▸ To do: Reproduce verbatim the lines of the records between the one containing "3, 346, 19]" and the one containing "594, 148, 608]", both included, and nothing else.

▸ Information given:

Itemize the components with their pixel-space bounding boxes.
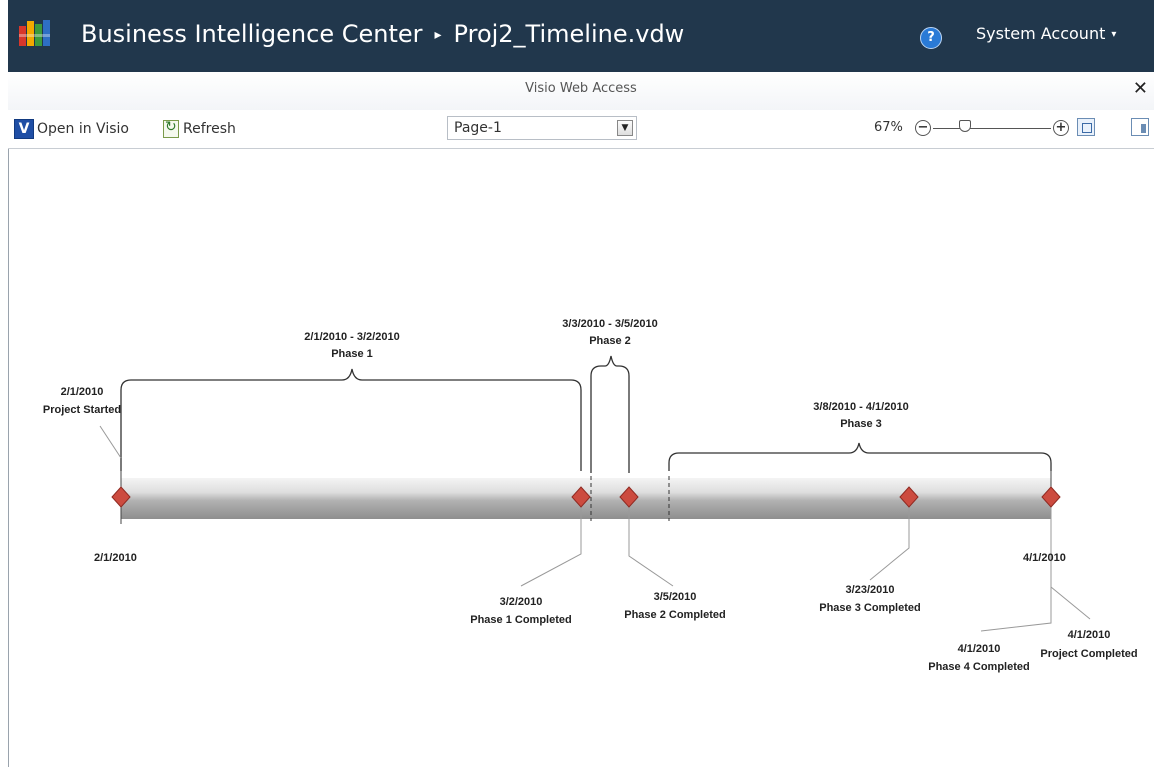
milestone-date: 3/5/2010 — [654, 591, 697, 603]
open-in-visio-label: Open in Visio — [37, 121, 129, 137]
timeline-diagram: 2/1/2010 - 3/2/2010 Phase 1 3/3/2010 - 3… — [43, 318, 1138, 673]
milestone-name: Phase 1 Completed — [470, 614, 571, 626]
milestone-leader-lines — [99, 425, 1091, 632]
page-select-value: Page-1 — [454, 120, 502, 136]
chevron-down-icon: ▾ — [1111, 29, 1117, 40]
phase-3-dates: 3/8/2010 - 4/1/2010 — [813, 401, 908, 413]
milestone-date: 2/1/2010 — [61, 386, 104, 398]
information-pane-icon[interactable] — [1131, 118, 1149, 136]
zoom-level: 67% — [874, 120, 903, 135]
phase-1-brace — [120, 368, 582, 471]
breadcrumb-separator-icon: ▸ — [434, 27, 442, 43]
help-icon[interactable]: ? — [920, 27, 942, 49]
close-icon[interactable]: ✕ — [1133, 78, 1148, 99]
milestone-date: 4/1/2010 — [958, 643, 1001, 655]
phase-3-name: Phase 3 — [840, 418, 882, 430]
visio-icon: V — [14, 119, 34, 139]
phase-2-name: Phase 2 — [589, 335, 631, 347]
title-bar: Business Intelligence Center ▸ Proj2_Timel… — [8, 0, 1154, 72]
account-menu[interactable]: System Account ▾ — [976, 24, 1116, 43]
milestone-name: Phase 2 Completed — [624, 609, 725, 621]
fit-to-window-icon[interactable] — [1077, 118, 1095, 136]
zoom-in-icon[interactable]: + — [1053, 120, 1069, 136]
refresh-button[interactable]: Refresh — [163, 118, 236, 140]
timeline-end-date: 4/1/2010 — [1023, 552, 1066, 564]
phase-2-brace — [590, 355, 630, 473]
open-in-visio-button[interactable]: V Open in Visio — [14, 118, 129, 140]
milestone-name: Phase 4 Completed — [928, 661, 1029, 673]
zoom-slider-track[interactable] — [933, 128, 1051, 129]
page-select[interactable]: Page-1 ▼ — [447, 116, 637, 140]
dropdown-arrow-icon[interactable]: ▼ — [617, 120, 633, 136]
zoom-slider-thumb[interactable] — [959, 120, 971, 132]
milestone-date: 4/1/2010 — [1068, 629, 1111, 641]
sharepoint-logo-icon[interactable] — [18, 18, 52, 48]
webpart-title: Visio Web Access — [525, 81, 637, 96]
refresh-icon — [163, 119, 179, 138]
phase-3-brace — [668, 442, 1052, 471]
phase-2-dates: 3/3/2010 - 3/5/2010 — [562, 318, 657, 330]
breadcrumb-document-name: Proj2_Timeline.vdw — [453, 20, 685, 48]
breadcrumb-site-link[interactable]: Business Intelligence Center — [81, 20, 423, 48]
zoom-out-icon[interactable]: − — [915, 120, 931, 136]
refresh-label: Refresh — [183, 121, 236, 137]
milestone-name: Project Completed — [1040, 648, 1137, 660]
phase-1-name: Phase 1 — [331, 348, 373, 360]
timeline-start-date: 2/1/2010 — [94, 552, 137, 564]
milestone-date: 3/2/2010 — [500, 596, 543, 608]
phase-1-dates: 2/1/2010 - 3/2/2010 — [304, 331, 399, 343]
drawing-canvas[interactable]: 2/1/2010 - 3/2/2010 Phase 1 3/3/2010 - 3… — [8, 149, 1155, 767]
milestone-name: Project Started — [43, 404, 121, 416]
webpart-title-bar: Visio Web Access ✕ — [8, 72, 1154, 110]
milestone-date: 3/23/2010 — [846, 584, 895, 596]
visio-toolbar: V Open in Visio Refresh Page-1 ▼ 67% − + — [8, 110, 1154, 149]
breadcrumb: Business Intelligence Center ▸ Proj2_Timel… — [81, 14, 684, 54]
milestone-name: Phase 3 Completed — [819, 602, 920, 614]
account-name: System Account — [976, 24, 1106, 43]
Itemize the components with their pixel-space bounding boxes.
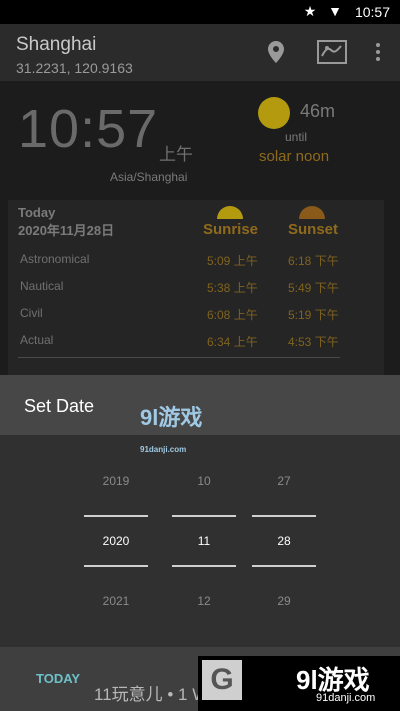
status-icons: ★ ▼	[303, 3, 346, 19]
row-rise: 5:09 上午	[207, 254, 258, 268]
row-label: Astronomical	[20, 252, 90, 266]
sunset-header: Sunset	[288, 221, 339, 238]
clock-ampm: 上午	[159, 145, 193, 164]
divider	[18, 357, 340, 358]
watermark-logo: 9l游戏 91danji.com	[140, 400, 202, 458]
day-option[interactable]: 27	[252, 474, 316, 488]
row-set: 4:53 下午	[288, 335, 339, 349]
sun-icon	[258, 97, 290, 129]
year-option[interactable]: 2021	[84, 594, 148, 608]
today-button[interactable]: TODAY	[36, 671, 80, 686]
clock-time: 10:57	[18, 99, 159, 159]
row-label: Nautical	[20, 279, 64, 293]
month-option[interactable]: 10	[172, 474, 236, 488]
status-bar: ★ ▼ 10:57	[0, 0, 400, 24]
day-option[interactable]: 29	[252, 594, 316, 608]
clock-timezone: Asia/Shanghai	[110, 170, 188, 184]
app-bar: Shanghai 31.2231, 120.9163	[0, 24, 400, 81]
row-set: 5:19 下午	[288, 308, 339, 322]
date-label: 2020年11月28日	[18, 223, 115, 238]
watermark-sub: 91danji.com	[140, 445, 187, 454]
sunrise-header: Sunrise	[203, 221, 259, 238]
day-selection-line	[252, 565, 316, 567]
year-selection-line	[84, 515, 148, 517]
status-time: 10:57	[354, 4, 390, 20]
month-selected[interactable]: 11	[172, 534, 236, 548]
month-option[interactable]: 12	[172, 594, 236, 608]
day-selection-line	[252, 515, 316, 517]
map-icon[interactable]	[316, 38, 348, 66]
noon-until: until	[285, 130, 308, 144]
row-label: Actual	[20, 333, 54, 347]
row-rise: 6:08 上午	[207, 308, 258, 322]
noon-label: solar noon	[259, 148, 330, 165]
month-selection-line	[172, 515, 236, 517]
location-name: Shanghai	[16, 34, 97, 55]
day-selected[interactable]: 28	[252, 534, 316, 548]
year-option[interactable]: 2019	[84, 474, 148, 488]
logo-sub: 91danji.com	[316, 692, 376, 704]
dialog-title: Set Date	[24, 396, 95, 416]
logo-g-icon: G	[202, 660, 242, 700]
row-rise: 5:38 上午	[207, 281, 258, 295]
row-set: 5:49 下午	[288, 281, 339, 295]
location-pin-icon[interactable]	[262, 38, 290, 66]
row-label: Civil	[20, 306, 43, 320]
noon-minutes: 46m	[300, 101, 336, 121]
today-label: Today	[18, 205, 56, 220]
location-coords: 31.2231, 120.9163	[16, 60, 133, 76]
month-selection-line	[172, 565, 236, 567]
year-selected[interactable]: 2020	[84, 534, 148, 548]
watermark-text: 9l游戏	[140, 405, 203, 430]
row-rise: 6:34 上午	[207, 335, 258, 349]
row-set: 6:18 下午	[288, 254, 339, 268]
year-selection-line	[84, 565, 148, 567]
overflow-menu-icon[interactable]	[364, 38, 392, 66]
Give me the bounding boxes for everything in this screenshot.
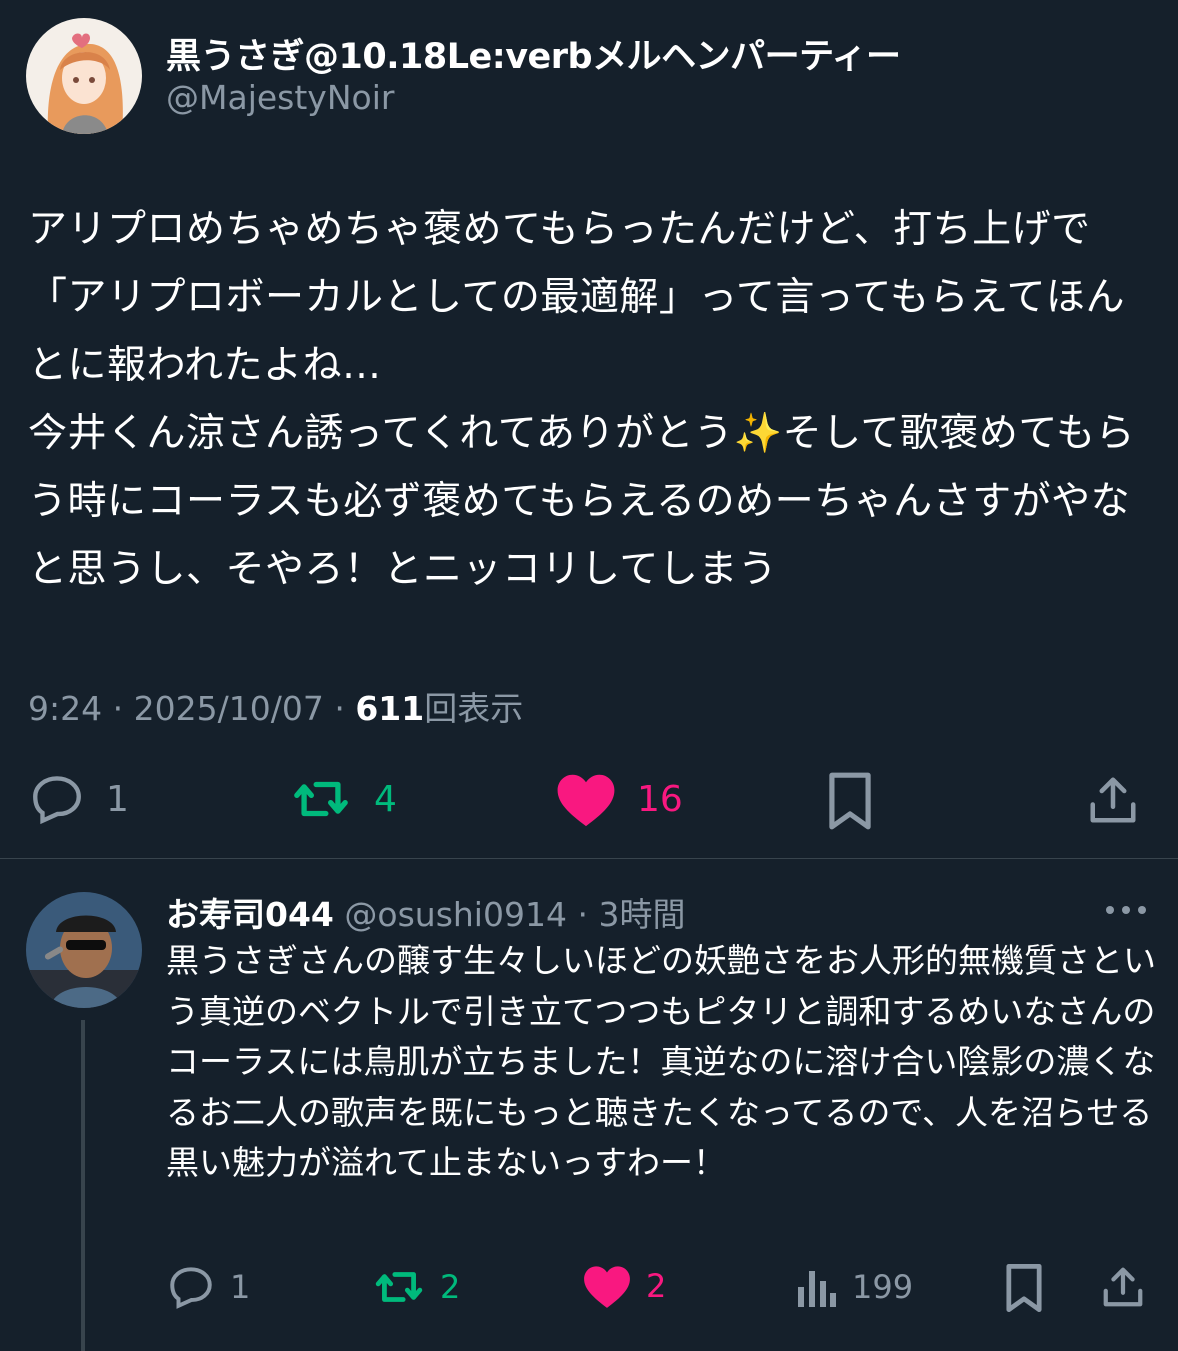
reply-bookmark-button[interactable] <box>1002 1262 1046 1314</box>
reply-reply-button[interactable]: 1 <box>166 1262 250 1312</box>
author-name[interactable]: 黒うさぎ@10.18Le:verbメルヘンパーティー <box>166 28 901 79</box>
bookmark-button[interactable] <box>824 770 876 832</box>
tweet-time[interactable]: 9:24 <box>28 689 102 728</box>
tweet-text: アリプロめちゃめちゃ褒めてもらったんだけど、打ち上げで「アリプロボーカルとしての… <box>28 207 1135 592</box>
like-button[interactable]: 16 <box>555 770 683 828</box>
reply-views-button[interactable]: 199 <box>794 1262 913 1312</box>
meta-separator: · <box>334 689 345 728</box>
reply-header: お寿司044 @osushi0914 · 3時間 <box>166 888 685 936</box>
reply-count: 1 <box>106 778 129 820</box>
tweet-date[interactable]: 2025/10/07 <box>134 689 324 728</box>
author-handle[interactable]: @MajestyNoir <box>166 78 394 117</box>
more-icon[interactable] <box>1104 898 1148 922</box>
reply-share-button[interactable] <box>1100 1262 1146 1312</box>
reply-icon <box>170 1267 212 1309</box>
views-icon <box>798 1271 836 1307</box>
reply-text: 黒うさぎさんの醸す生々しいほどの妖艶さをお人形的無機質さという真逆のベクトルで引… <box>166 941 1156 1182</box>
reply-icon <box>33 776 81 825</box>
tweet-meta: 9:24 · 2025/10/07 · 611回表示 <box>28 682 523 730</box>
like-count: 16 <box>637 778 683 820</box>
reply-view-count: 199 <box>852 1268 914 1306</box>
reply-button[interactable]: 1 <box>28 770 129 828</box>
share-icon <box>1090 777 1136 823</box>
reply-time[interactable]: 3時間 <box>598 895 685 934</box>
reply-like-button[interactable]: 2 <box>582 1262 666 1310</box>
bookmark-icon <box>829 772 871 830</box>
divider <box>0 858 1178 859</box>
thread-line <box>81 1020 85 1351</box>
view-label: 回表示 <box>424 689 524 728</box>
heart-icon <box>557 774 615 827</box>
retweet-icon <box>294 781 348 817</box>
bookmark-icon <box>1006 1263 1042 1313</box>
retweet-button[interactable]: 4 <box>288 770 397 828</box>
meta-separator: · <box>577 895 588 934</box>
share-button[interactable] <box>1086 770 1140 830</box>
reply-retweet-count: 2 <box>440 1268 461 1306</box>
reply-like-count: 2 <box>646 1267 667 1305</box>
reply-author-avatar[interactable] <box>26 892 142 1008</box>
heart-icon <box>584 1266 630 1308</box>
retweet-count: 4 <box>374 778 397 820</box>
view-count[interactable]: 611 <box>355 689 424 728</box>
reply-retweet-button[interactable]: 2 <box>372 1262 460 1312</box>
author-avatar[interactable] <box>26 18 142 134</box>
share-icon <box>1103 1267 1143 1307</box>
reply-reply-count: 1 <box>230 1268 251 1306</box>
meta-separator: · <box>112 689 124 728</box>
retweet-icon <box>375 1272 423 1302</box>
reply-author-name[interactable]: お寿司044 <box>166 895 334 934</box>
reply-author-handle[interactable]: @osushi0914 <box>344 895 567 934</box>
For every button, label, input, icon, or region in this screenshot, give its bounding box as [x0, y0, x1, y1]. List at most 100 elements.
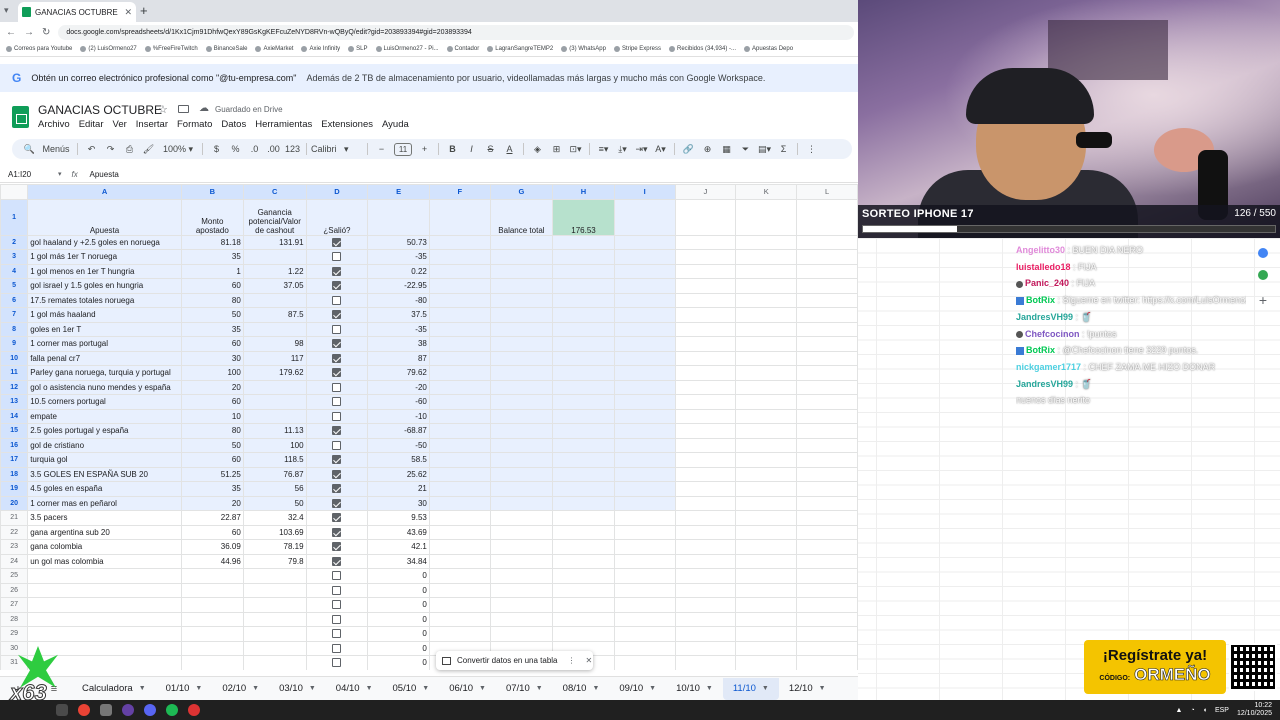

▸ Exercise output:
status-icons: ★ ▼	[303, 3, 346, 19]
row-rise: 5:09 上午	[207, 254, 258, 268]
row-label: Astronomical	[20, 252, 90, 266]
sunset-header: Sunset	[288, 221, 339, 238]
clock-ampm: 上午	[159, 145, 193, 164]
divider	[18, 357, 340, 358]
watermark-logo: 9l游戏 91danji.com	[140, 400, 202, 458]
day-option[interactable]: 27	[252, 474, 316, 488]
row-set: 4:53 下午	[288, 335, 339, 349]
sun-icon	[258, 97, 290, 129]
year-option[interactable]: 2021	[84, 594, 148, 608]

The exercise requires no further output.